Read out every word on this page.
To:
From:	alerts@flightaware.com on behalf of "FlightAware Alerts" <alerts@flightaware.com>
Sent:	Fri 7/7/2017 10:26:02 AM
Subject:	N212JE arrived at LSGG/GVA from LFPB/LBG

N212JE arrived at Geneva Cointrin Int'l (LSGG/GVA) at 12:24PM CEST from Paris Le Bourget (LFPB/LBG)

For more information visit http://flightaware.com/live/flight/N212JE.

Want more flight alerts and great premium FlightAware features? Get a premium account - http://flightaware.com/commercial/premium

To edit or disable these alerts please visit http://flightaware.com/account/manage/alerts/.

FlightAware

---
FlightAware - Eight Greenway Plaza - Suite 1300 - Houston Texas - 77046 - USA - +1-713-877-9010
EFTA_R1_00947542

------

**PROBLEM STATEMENT:**
Search the lines for the string "alerts" and copy every line that has it.

**FINAL RESULT:**
From:	alerts@flightaware.com on behalf of "FlightAware Alerts" <alerts@flightaware.com>
Want more flight alerts and great premium FlightAware features? Get a premium account - http://flightaware.com/commercial/premium
To edit or disable these alerts please visit http://flightaware.com/account/manage/alerts/.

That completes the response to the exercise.